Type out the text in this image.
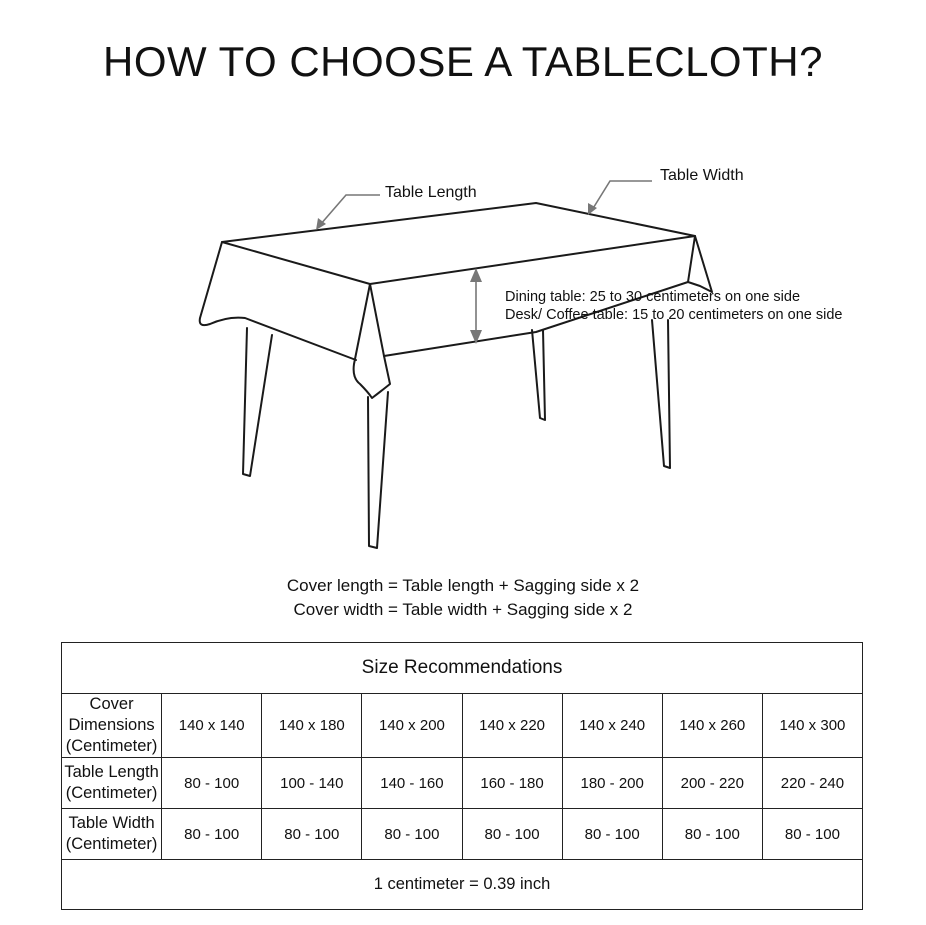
HOW TO CHOOSE A TABLECLOTH?
Table Length
Table Width
Dining table: 25 to 30 centimeters on one side
Desk/ Coffee table: 15 to 20 centimeters on one side
Cover length = Table length + Sagging side x 2
Cover width = Table width + Sagging side x 2
Size Recommendations							

Cover Dimensions
(Centimeter)	140 x 140	140 x 180	140 x 200	140 x 220	140 x 240	140 x 260	140 x 300

Table Length
(Centimeter)	80 - 100	100 - 140	140 - 160	160 - 180	180 - 200	200 - 220	220 - 240

Table Width
(Centimeter)	80 - 100	80 - 100	80 - 100	80 - 100	80 - 100	80 - 100	80 - 100
1 centimeter = 0.39 inch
++++
* **GIVEN REQUEST**
Give the data above again in full and unchanged, skipping the pictures.

* **COMPLETE RESPONSE**
Type out the text in this image.
HOW TO CHOOSE A TABLECLOTH?
Table Length
Table Width
Dining table: 25 to 30 centimeters on one side
Desk/ Coffee table: 15 to 20 centimeters on one side
Cover length = Table length + Sagging side x 2
Cover width = Table width + Sagging side x 2
Size Recommendations							

Cover Dimensions
(Centimeter)	140 x 140	140 x 180	140 x 200	140 x 220	140 x 240	140 x 260	140 x 300

Table Length
(Centimeter)	80 - 100	100 - 140	140 - 160	160 - 180	180 - 200	200 - 220	220 - 240

Table Width
(Centimeter)	80 - 100	80 - 100	80 - 100	80 - 100	80 - 100	80 - 100	80 - 100
1 centimeter = 0.39 inch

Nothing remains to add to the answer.